Continue the article on gold-catalysed rearrangement of alkynyl aziridines from the point where it ends, before the material that follows it.

■ **Text**
=== Section Start ===
Isotopic labelling studies for a gold-catalysed skeletal rearrangement of alkynyl aziridines

  1. Paul W. Davies,
  2. Nicolas Martin and
  3. Neil Spencer

School of Chemistry, University of Birmingham, Edgbaston, Birmingham, B15 2TT, United Kingdom

  1. Corresponding author email

This article is part of the Thematic Series "Gold catalysis for organic synthesis".

Guest Editor: F. D. Toste
Beilstein J. Org. Chem. 2011, 7, 839–846. doi:10.3762/bjoc.7.96
Received 15 Apr 2011, Accepted 24 May 2011, Published 21 Jun 2011


Isotopic labelling studies were performed to probe a proposed 1,2-aryl shift in the gold-catalysed cycloisomerisation of alkynyl aziridines into 2,4-disubstituted pyrroles. Two isotopomers of the expected skeletal rearrangement product were identified using 13C-labelling and led to a revised mechanism featuring two distinct skeletal rearrangements. The mechanistic proposal has been rationalised against the reaction of a range of 13C- and deuterium-labelled substrates.

Keywords: 1,2-aryl shift; cycloisomerisation; gold; isotopic labelling; pyrrole; skeletal rearrangement


Gold-catalysed cycloisomerisation reactions have emerged as powerful methods to construct a diverse array of hetero- and carbocyclic motifs under generally mild reaction conditions using straightforward preparative procedures [1-9]. Many such processes also incorporate a rearrangement of the hydrocarbon skeleton present in the starting material, which can lead to unexpected and synthetically interesting outcomes [10,11].

One of the most common fundamental steps in these skeletal rearrangements involves C–C bond fission through 1,2-migration. This step is triggered by the generation of carbocationic character, which is generally stabilised in some form, either by an adjacent gold atom or through extended delocalisation. While 1,2-alkyl migrations are well-established in gold-catalysed heterocyclic synthesis [12,13], 1,2-aryl shifts are much less common [14-17].
=== Section End ===
■ **Entries shown**
=== Section Start ===
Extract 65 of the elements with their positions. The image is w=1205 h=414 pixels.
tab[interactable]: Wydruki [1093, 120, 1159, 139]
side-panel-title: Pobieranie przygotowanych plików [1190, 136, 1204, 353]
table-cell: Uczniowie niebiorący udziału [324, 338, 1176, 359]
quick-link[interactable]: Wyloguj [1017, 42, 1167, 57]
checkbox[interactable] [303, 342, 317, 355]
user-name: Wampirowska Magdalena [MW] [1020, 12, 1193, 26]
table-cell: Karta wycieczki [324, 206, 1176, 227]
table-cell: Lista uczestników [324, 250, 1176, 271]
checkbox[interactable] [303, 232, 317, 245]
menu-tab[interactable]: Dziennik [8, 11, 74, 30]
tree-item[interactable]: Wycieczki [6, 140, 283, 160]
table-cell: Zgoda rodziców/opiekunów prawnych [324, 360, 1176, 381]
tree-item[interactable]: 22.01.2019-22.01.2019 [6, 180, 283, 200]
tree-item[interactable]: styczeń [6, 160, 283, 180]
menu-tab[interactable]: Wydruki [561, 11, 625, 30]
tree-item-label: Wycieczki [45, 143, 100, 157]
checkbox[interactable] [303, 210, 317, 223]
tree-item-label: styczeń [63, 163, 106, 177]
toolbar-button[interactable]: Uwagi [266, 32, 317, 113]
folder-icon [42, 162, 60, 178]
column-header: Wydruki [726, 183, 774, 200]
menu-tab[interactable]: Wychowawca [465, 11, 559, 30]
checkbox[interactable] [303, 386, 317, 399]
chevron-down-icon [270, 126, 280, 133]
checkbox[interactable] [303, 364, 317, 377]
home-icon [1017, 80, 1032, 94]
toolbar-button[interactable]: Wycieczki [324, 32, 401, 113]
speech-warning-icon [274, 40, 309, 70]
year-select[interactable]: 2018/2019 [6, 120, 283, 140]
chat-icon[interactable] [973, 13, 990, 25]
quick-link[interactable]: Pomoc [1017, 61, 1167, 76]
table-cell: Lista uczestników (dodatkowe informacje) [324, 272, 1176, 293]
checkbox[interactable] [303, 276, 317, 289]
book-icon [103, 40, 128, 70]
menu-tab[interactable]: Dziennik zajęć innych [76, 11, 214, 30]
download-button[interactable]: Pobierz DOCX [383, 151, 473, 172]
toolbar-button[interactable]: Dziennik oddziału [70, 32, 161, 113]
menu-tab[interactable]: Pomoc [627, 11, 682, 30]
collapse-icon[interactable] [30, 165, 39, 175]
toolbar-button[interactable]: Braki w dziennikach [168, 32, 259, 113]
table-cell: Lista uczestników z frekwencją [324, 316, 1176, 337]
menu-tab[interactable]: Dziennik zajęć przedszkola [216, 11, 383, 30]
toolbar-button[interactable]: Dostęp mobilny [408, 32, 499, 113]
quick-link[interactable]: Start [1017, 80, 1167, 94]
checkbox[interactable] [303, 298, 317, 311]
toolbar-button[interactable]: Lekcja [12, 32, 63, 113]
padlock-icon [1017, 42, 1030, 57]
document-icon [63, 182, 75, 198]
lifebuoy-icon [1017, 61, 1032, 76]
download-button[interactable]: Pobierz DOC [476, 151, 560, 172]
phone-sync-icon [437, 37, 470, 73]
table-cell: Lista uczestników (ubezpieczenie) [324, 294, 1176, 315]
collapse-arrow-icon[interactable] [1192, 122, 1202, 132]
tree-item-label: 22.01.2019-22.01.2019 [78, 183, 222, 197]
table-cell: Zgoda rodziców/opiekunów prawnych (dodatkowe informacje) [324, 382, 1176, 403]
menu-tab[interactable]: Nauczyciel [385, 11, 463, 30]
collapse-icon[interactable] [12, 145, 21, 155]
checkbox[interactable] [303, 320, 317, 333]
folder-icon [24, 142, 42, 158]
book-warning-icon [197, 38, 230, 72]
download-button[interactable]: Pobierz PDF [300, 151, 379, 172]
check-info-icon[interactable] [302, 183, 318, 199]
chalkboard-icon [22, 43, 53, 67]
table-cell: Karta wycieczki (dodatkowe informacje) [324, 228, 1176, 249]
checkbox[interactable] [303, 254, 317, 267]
=== Section End ===
■ **Task answer**
In relation to these processes, we recently reported the gold-catalysed reactions of aryl substituted alkynyl aziridines, such as 1. Careful choice of reaction conditions resulted in selective cycloisomerisation to produce either the 2,5-disubstituted pyrrole 2 or the skeletally rearranged 2,4-disubstituted pyrrole 3 (Scheme 1) [18].


Scheme 1: Gold-catalysed cycloisomerisations of aryl–alkynyl aziridine to pyrroles.

The nature of both the solvent, and the counter ion to the cationic gold catalyst, proved crucial to the reaction outcome: 2,4-Disubstituted pyrroles were only observed in appreciable quantities when the reaction was performed with a non basic solvent and counter ion combination that allows for formation of a separated ion pair, such as dichloromethane and triflate (Scheme 1). This selectivity was switched and the 2,5-disubstituted products could be achieved in quantitative yields when the counter ion was the more basic tosylate [19]. Alternatively, the use of protic, ethereal or aromatic solvents favoured the formation of the 2,5-disubstituted products regardless of the counter ion. Similar solvent regimes were employed in other reports into π-acid promoted alkynyl aziridine cycloisomerisations without skeletal rearrangement [20-23].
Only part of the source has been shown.